__WHAT IS BEING ASKED__
Gather every line that includes the word "title", please.

__RECORDS FOR THE EXERCISE__

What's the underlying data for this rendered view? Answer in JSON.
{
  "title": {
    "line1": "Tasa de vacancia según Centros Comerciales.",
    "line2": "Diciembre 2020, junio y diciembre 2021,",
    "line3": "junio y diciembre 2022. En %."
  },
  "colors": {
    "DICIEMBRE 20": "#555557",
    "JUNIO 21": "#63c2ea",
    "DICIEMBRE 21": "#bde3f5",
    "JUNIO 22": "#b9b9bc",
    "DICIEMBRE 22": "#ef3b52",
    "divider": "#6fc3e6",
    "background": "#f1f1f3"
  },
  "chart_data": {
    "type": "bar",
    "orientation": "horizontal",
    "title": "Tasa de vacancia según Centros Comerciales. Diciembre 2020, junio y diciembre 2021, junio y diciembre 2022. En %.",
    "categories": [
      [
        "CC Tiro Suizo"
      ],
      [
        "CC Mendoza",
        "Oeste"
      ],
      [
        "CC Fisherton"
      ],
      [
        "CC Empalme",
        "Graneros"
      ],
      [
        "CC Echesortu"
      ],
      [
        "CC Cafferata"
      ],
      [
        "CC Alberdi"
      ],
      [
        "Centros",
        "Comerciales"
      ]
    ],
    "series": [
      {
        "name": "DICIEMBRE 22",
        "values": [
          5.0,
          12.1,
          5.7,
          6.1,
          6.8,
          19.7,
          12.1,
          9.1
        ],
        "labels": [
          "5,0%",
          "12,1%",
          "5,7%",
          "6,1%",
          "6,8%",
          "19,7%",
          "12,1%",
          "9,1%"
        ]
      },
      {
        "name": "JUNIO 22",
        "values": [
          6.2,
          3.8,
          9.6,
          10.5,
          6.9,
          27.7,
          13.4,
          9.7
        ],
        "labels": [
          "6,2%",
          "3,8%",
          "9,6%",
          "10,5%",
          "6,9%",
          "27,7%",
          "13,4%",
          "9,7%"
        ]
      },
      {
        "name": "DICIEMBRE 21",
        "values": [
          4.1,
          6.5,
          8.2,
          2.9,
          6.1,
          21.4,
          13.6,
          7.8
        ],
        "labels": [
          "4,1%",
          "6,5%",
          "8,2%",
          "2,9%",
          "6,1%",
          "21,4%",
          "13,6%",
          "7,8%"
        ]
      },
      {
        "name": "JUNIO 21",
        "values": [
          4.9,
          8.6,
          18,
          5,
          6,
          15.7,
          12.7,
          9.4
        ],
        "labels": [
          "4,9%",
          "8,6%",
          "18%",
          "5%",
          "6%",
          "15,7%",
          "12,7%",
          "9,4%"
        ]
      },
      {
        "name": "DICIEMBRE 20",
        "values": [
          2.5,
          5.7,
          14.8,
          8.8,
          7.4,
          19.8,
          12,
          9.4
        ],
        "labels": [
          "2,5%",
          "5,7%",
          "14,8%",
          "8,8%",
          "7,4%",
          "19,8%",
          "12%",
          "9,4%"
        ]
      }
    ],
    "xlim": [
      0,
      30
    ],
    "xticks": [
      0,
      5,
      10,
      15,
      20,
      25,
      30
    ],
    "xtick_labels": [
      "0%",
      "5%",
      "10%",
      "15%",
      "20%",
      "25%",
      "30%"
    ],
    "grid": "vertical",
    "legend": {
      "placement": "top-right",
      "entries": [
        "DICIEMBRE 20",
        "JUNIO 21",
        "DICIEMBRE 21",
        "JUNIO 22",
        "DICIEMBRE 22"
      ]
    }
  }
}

__EXERCISE RESPONSE__
  "title": {
    "title": "Tasa de vacancia según Centros Comerciales. Diciembre 2020, junio y diciembre 2021, junio y diciembre 2022. En %.",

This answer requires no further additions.